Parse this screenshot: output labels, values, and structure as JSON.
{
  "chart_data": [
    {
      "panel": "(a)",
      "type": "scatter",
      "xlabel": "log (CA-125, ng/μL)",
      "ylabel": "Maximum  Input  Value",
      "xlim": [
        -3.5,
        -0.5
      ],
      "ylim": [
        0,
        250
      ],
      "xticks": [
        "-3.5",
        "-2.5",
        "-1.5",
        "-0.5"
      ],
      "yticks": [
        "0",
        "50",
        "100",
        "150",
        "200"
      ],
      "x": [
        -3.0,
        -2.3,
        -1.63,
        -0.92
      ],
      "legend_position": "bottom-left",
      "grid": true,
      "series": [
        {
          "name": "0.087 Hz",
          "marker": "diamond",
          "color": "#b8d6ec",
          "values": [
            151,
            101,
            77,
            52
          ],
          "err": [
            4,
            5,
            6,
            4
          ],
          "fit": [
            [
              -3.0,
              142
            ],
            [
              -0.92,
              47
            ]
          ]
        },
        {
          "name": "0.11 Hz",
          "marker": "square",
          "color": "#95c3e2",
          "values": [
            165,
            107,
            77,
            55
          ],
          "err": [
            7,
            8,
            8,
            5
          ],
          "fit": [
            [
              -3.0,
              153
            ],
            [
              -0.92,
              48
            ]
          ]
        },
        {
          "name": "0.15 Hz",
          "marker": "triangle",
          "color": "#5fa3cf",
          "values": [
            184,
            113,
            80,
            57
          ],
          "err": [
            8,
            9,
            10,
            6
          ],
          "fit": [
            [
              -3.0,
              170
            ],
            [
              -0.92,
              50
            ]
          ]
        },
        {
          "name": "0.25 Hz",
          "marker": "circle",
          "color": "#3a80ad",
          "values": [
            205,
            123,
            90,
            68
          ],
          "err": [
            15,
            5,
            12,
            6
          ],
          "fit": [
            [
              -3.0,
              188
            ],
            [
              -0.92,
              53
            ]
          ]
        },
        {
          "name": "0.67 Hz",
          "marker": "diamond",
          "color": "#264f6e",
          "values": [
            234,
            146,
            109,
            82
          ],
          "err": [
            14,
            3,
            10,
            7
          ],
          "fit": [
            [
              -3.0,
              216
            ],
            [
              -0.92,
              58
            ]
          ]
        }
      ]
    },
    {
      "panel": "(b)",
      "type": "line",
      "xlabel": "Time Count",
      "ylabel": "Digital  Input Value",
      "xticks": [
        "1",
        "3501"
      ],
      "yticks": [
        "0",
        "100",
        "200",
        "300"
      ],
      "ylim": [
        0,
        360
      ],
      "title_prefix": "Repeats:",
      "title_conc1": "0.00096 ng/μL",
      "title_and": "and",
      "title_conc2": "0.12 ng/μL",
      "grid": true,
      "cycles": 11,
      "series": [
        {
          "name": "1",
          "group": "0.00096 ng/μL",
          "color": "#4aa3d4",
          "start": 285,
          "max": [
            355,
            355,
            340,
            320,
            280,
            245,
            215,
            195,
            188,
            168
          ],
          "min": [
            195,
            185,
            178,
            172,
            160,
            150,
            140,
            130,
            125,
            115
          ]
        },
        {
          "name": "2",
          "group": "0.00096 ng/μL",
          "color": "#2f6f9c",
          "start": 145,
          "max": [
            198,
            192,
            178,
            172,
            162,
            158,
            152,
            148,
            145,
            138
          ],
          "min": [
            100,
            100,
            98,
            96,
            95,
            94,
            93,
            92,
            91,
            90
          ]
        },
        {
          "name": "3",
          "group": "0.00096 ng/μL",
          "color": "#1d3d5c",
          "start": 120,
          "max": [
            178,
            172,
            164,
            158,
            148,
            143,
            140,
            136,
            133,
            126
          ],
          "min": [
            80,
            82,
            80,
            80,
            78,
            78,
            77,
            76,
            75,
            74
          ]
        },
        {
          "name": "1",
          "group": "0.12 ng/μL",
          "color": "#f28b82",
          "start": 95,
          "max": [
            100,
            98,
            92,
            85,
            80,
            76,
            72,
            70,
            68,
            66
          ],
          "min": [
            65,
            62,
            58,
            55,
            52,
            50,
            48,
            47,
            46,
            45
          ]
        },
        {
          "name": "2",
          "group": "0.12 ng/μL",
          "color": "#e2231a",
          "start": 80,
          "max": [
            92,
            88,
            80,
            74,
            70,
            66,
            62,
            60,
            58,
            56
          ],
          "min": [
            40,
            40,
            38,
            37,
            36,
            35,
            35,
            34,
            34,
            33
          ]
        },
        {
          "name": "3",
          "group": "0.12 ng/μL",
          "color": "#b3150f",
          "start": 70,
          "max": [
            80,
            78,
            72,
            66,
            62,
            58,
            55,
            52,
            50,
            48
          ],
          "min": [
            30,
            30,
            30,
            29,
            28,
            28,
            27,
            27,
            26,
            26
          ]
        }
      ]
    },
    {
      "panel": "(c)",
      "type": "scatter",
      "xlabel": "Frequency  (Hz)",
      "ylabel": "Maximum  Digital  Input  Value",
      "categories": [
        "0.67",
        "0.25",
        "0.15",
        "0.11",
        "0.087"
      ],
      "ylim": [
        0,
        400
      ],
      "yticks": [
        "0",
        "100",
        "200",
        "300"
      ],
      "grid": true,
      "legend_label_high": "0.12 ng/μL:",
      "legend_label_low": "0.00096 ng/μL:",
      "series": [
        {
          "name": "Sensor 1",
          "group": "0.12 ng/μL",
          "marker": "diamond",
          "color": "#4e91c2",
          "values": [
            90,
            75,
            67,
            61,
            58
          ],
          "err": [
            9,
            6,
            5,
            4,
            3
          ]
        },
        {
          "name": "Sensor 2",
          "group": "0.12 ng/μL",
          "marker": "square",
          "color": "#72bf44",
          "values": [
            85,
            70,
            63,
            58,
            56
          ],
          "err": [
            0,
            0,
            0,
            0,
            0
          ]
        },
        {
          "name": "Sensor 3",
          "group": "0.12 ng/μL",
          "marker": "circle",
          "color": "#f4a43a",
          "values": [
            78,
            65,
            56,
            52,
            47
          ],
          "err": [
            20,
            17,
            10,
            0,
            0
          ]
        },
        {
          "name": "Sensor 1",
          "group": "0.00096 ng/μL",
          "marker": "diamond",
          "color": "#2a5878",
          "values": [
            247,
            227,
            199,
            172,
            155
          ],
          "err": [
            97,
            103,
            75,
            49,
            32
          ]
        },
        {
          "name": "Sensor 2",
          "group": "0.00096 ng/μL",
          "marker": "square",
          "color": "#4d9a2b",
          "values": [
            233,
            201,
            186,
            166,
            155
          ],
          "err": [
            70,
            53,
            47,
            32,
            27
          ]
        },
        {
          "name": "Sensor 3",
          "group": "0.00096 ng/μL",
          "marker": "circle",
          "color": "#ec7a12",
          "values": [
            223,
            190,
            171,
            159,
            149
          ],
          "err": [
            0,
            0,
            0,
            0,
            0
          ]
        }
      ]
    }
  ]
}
·····
_SHORT PROBLEM:_ Emit the full listing verbatim.

_SOLUTION TO THE PROBLEM:_
Parse this screenshot: output labels, values, and structure as JSON.
{
  "chart_data": [
    {
      "panel": "(a)",
      "type": "scatter",
      "xlabel": "log (CA-125, ng/μL)",
      "ylabel": "Maximum  Input  Value",
      "xlim": [
        -3.5,
        -0.5
      ],
      "ylim": [
        0,
        250
      ],
      "xticks": [
        "-3.5",
        "-2.5",
        "-1.5",
        "-0.5"
      ],
      "yticks": [
        "0",
        "50",
        "100",
        "150",
        "200"
      ],
      "x": [
        -3.0,
        -2.3,
        -1.63,
        -0.92
      ],
      "legend_position": "bottom-left",
      "grid": true,
      "series": [
        {
          "name": "0.087 Hz",
          "marker": "diamond",
          "color": "#b8d6ec",
          "values": [
            151,
            101,
            77,
            52
          ],
          "err": [
            4,
            5,
            6,
            4
          ],
          "fit": [
            [
              -3.0,
              142
            ],
            [
              -0.92,
              47
            ]
          ]
        },
        {
          "name": "0.11 Hz",
          "marker": "square",
          "color": "#95c3e2",
          "values": [
            165,
            107,
            77,
            55
          ],
          "err": [
            7,
            8,
            8,
            5
          ],
          "fit": [
            [
              -3.0,
              153
            ],
            [
              -0.92,
              48
            ]
          ]
        },
        {
          "name": "0.15 Hz",
          "marker": "triangle",
          "color": "#5fa3cf",
          "values": [
            184,
            113,
            80,
            57
          ],
          "err": [
            8,
            9,
            10,
            6
          ],
          "fit": [
            [
              -3.0,
              170
            ],
            [
              -0.92,
              50
            ]
          ]
        },
        {
          "name": "0.25 Hz",
          "marker": "circle",
          "color": "#3a80ad",
          "values": [
            205,
            123,
            90,
            68
          ],
          "err": [
            15,
            5,
            12,
            6
          ],
          "fit": [
            [
              -3.0,
              188
            ],
            [
              -0.92,
              53
            ]
          ]
        },
        {
          "name": "0.67 Hz",
          "marker": "diamond",
          "color": "#264f6e",
          "values": [
            234,
            146,
            109,
            82
          ],
          "err": [
            14,
            3,
            10,
            7
          ],
          "fit": [
            [
              -3.0,
              216
            ],
            [
              -0.92,
              58
            ]
          ]
        }
      ]
    },
    {
      "panel": "(b)",
      "type": "line",
      "xlabel": "Time Count",
      "ylabel": "Digital  Input Value",
      "xticks": [
        "1",
        "3501"
      ],
      "yticks": [
        "0",
        "100",
        "200",
        "300"
      ],
      "ylim": [
        0,
        360
      ],
      "title_prefix": "Repeats:",
      "title_conc1": "0.00096 ng/μL",
      "title_and": "and",
      "title_conc2": "0.12 ng/μL",
      "grid": true,
      "cycles": 11,
      "series": [
        {
          "name": "1",
          "group": "0.00096 ng/μL",
          "color": "#4aa3d4",
          "start": 285,
          "max": [
            355,
            355,
            340,
            320,
            280,
            245,
            215,
            195,
            188,
            168
          ],
          "min": [
            195,
            185,
            178,
            172,
            160,
            150,
            140,
            130,
            125,
            115
          ]
        },
        {
          "name": "2",
          "group": "0.00096 ng/μL",
          "color": "#2f6f9c",
          "start": 145,
          "max": [
            198,
            192,
            178,
            172,
            162,
            158,
            152,
            148,
            145,
            138
          ],
          "min": [
            100,
            100,
            98,
            96,
            95,
            94,
            93,
            92,
            91,
            90
          ]
        },
        {
          "name": "3",
          "group": "0.00096 ng/μL",
          "color": "#1d3d5c",
          "start": 120,
          "max": [
            178,
            172,
            164,
            158,
            148,
            143,
            140,
            136,
            133,
            126
          ],
          "min": [
            80,
            82,
            80,
            80,
            78,
            78,
            77,
            76,
            75,
            74
          ]
        },
        {
          "name": "1",
          "group": "0.12 ng/μL",
          "color": "#f28b82",
          "start": 95,
          "max": [
            100,
            98,
            92,
            85,
            80,
            76,
            72,
            70,
            68,
            66
          ],
          "min": [
            65,
            62,
            58,
            55,
            52,
            50,
            48,
            47,
            46,
            45
          ]
        },
        {
          "name": "2",
          "group": "0.12 ng/μL",
          "color": "#e2231a",
          "start": 80,
          "max": [
            92,
            88,
            80,
            74,
            70,
            66,
            62,
            60,
            58,
            56
          ],
          "min": [
            40,
            40,
            38,
            37,
            36,
            35,
            35,
            34,
            34,
            33
          ]
        },
        {
          "name": "3",
          "group": "0.12 ng/μL",
          "color": "#b3150f",
          "start": 70,
          "max": [
            80,
            78,
            72,
            66,
            62,
            58,
            55,
            52,
            50,
            48
          ],
          "min": [
            30,
            30,
            30,
            29,
            28,
            28,
            27,
            27,
            26,
            26
          ]
        }
      ]
    },
    {
      "panel": "(c)",
      "type": "scatter",
      "xlabel": "Frequency  (Hz)",
      "ylabel": "Maximum  Digital  Input  Value",
      "categories": [
        "0.67",
        "0.25",
        "0.15",
        "0.11",
        "0.087"
      ],
      "ylim": [
        0,
        400
      ],
      "yticks": [
        "0",
        "100",
        "200",
        "300"
      ],
      "grid": true,
      "legend_label_high": "0.12 ng/μL:",
      "legend_label_low": "0.00096 ng/μL:",
      "series": [
        {
          "name": "Sensor 1",
          "group": "0.12 ng/μL",
          "marker": "diamond",
          "color": "#4e91c2",
          "values": [
            90,
            75,
            67,
            61,
            58
          ],
          "err": [
            9,
            6,
            5,
            4,
            3
          ]
        },
        {
          "name": "Sensor 2",
          "group": "0.12 ng/μL",
          "marker": "square",
          "color": "#72bf44",
          "values": [
            85,
            70,
            63,
            58,
            56
          ],
          "err": [
            0,
            0,
            0,
            0,
            0
          ]
        },
        {
          "name": "Sensor 3",
          "group": "0.12 ng/μL",
          "marker": "circle",
          "color": "#f4a43a",
          "values": [
            78,
            65,
            56,
            52,
            47
          ],
          "err": [
            20,
            17,
            10,
            0,
            0
          ]
        },
        {
          "name": "Sensor 1",
          "group": "0.00096 ng/μL",
          "marker": "diamond",
          "color": "#2a5878",
          "values": [
            247,
            227,
            199,
            172,
            155
          ],
          "err": [
            97,
            103,
            75,
            49,
            32
          ]
        },
        {
          "name": "Sensor 2",
          "group": "0.00096 ng/μL",
          "marker": "square",
          "color": "#4d9a2b",
          "values": [
            233,
            201,
            186,
            166,
            155
          ],
          "err": [
            70,
            53,
            47,
            32,
            27
          ]
        },
        {
          "name": "Sensor 3",
          "group": "0.00096 ng/μL",
          "marker": "circle",
          "color": "#ec7a12",
          "values": [
            223,
            190,
            171,
            159,
            149
          ],
          "err": [
            0,
            0,
            0,
            0,
            0
          ]
        }
      ]
    }
  ]
}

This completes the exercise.